====== SUPPLIED MATERIAL ======

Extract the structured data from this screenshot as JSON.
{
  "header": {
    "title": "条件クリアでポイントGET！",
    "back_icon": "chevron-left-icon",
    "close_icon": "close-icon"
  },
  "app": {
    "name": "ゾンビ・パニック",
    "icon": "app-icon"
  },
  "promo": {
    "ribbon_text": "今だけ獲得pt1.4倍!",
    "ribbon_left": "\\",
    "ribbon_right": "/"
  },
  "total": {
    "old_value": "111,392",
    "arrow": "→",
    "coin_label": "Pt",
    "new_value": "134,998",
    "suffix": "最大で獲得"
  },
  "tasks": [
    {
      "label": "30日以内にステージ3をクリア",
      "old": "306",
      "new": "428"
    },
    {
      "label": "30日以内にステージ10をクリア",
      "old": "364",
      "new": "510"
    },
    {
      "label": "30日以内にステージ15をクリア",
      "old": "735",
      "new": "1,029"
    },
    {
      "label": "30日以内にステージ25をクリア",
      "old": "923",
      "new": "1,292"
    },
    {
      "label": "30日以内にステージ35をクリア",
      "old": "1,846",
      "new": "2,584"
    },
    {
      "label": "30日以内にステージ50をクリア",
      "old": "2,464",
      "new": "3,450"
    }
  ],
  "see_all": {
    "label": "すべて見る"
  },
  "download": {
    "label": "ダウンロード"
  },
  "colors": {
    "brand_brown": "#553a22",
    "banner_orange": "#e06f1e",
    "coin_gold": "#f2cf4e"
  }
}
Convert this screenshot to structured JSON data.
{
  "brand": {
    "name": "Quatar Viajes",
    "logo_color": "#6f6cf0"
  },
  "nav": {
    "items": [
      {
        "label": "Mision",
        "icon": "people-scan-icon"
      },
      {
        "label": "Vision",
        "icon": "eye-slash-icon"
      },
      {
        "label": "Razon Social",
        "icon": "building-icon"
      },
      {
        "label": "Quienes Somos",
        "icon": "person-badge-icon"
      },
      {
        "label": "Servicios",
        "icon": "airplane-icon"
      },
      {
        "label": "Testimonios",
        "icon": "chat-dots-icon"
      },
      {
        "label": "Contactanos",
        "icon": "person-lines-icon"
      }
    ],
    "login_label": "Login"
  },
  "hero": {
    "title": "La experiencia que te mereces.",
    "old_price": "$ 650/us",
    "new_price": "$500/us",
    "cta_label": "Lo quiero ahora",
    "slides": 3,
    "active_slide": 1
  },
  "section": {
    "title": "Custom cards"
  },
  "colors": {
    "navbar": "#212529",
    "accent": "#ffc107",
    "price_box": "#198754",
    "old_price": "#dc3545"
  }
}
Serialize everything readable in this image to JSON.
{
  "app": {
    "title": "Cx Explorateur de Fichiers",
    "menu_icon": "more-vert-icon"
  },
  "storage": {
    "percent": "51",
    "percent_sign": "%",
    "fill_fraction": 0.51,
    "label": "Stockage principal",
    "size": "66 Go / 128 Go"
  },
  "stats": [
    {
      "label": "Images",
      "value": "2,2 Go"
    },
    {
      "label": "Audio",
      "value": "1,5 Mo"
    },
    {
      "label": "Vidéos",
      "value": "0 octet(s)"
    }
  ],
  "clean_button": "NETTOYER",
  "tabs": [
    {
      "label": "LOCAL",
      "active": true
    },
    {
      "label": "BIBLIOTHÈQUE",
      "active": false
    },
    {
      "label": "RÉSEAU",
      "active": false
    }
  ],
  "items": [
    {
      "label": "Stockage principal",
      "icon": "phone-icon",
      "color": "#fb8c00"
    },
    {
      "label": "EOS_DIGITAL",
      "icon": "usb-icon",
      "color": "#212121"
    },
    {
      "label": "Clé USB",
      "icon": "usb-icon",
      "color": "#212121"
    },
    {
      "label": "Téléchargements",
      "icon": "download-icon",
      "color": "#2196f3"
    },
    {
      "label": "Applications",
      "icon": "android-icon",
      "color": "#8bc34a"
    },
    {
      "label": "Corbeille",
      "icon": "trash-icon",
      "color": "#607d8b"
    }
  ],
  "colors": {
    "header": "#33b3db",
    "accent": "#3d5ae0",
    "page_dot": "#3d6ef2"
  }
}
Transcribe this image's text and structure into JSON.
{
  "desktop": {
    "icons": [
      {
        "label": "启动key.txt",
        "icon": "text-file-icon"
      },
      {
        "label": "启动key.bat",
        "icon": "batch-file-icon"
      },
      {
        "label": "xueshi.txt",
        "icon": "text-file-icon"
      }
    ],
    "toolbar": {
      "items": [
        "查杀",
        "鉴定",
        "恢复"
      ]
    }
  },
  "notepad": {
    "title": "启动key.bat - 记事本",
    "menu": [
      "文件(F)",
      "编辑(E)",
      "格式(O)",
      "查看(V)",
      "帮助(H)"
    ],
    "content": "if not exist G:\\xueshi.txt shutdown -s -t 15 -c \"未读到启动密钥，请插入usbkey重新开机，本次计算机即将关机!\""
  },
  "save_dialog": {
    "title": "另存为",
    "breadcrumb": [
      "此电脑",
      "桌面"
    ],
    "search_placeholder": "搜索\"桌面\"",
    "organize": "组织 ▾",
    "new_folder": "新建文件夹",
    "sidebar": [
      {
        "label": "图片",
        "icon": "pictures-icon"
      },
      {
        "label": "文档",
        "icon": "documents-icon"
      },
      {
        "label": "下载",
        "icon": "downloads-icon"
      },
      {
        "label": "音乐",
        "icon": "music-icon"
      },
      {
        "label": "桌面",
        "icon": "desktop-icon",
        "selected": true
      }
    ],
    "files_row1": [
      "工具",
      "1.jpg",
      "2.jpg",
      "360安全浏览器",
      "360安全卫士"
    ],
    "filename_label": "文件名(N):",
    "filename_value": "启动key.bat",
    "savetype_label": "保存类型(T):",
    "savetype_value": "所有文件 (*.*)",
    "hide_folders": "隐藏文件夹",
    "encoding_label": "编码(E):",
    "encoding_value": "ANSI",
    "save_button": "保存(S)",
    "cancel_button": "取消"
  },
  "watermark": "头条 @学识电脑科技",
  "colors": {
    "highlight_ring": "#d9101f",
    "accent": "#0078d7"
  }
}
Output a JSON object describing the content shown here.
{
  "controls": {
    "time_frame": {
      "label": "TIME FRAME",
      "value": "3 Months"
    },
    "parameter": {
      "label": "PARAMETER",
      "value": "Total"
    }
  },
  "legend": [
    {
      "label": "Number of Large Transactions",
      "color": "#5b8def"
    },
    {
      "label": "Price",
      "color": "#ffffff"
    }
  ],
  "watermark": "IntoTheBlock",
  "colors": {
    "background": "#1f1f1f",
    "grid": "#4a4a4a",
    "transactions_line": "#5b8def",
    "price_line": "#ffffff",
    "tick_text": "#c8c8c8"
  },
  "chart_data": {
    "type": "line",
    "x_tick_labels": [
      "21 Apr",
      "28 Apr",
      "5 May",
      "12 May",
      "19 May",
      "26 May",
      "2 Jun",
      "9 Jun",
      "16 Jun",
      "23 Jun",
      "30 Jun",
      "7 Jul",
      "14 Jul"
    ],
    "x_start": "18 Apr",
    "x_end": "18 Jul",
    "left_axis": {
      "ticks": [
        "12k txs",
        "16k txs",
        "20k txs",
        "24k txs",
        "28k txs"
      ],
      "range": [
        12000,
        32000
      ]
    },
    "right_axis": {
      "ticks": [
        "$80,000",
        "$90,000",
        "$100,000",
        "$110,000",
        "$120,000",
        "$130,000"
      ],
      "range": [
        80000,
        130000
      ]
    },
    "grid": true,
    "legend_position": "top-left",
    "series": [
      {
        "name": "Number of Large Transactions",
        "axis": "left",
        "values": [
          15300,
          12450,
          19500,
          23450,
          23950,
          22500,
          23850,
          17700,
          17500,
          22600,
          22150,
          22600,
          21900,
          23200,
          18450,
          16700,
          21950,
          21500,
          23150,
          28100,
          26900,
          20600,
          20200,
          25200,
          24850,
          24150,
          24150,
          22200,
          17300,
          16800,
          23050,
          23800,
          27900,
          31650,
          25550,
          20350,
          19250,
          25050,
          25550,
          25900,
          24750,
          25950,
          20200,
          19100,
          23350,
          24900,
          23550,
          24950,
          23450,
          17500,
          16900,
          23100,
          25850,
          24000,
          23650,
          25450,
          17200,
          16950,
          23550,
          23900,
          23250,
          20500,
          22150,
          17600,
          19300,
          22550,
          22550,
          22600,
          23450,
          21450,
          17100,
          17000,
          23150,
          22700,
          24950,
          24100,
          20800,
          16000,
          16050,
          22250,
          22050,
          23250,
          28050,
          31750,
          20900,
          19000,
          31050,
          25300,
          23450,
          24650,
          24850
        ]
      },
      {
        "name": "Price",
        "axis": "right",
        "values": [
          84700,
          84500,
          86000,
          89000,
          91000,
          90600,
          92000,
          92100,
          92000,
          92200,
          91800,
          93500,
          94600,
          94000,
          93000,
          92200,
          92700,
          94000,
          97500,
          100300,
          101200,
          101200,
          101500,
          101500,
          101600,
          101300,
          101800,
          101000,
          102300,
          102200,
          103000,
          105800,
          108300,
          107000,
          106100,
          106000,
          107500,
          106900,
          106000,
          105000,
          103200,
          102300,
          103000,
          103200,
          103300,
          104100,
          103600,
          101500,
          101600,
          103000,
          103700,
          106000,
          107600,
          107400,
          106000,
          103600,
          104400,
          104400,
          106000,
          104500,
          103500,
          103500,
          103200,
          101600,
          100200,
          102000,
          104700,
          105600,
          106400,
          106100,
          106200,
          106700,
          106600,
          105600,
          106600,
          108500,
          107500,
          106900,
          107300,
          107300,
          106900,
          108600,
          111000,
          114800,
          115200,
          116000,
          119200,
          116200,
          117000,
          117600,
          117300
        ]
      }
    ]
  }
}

======

## WHAT THIS TASK INVOLVES:
Filter the entries above down to the lines containing the word "true".

## RESULT OF THE TASK:
      "active": true
        "selected": true
    "grid": true,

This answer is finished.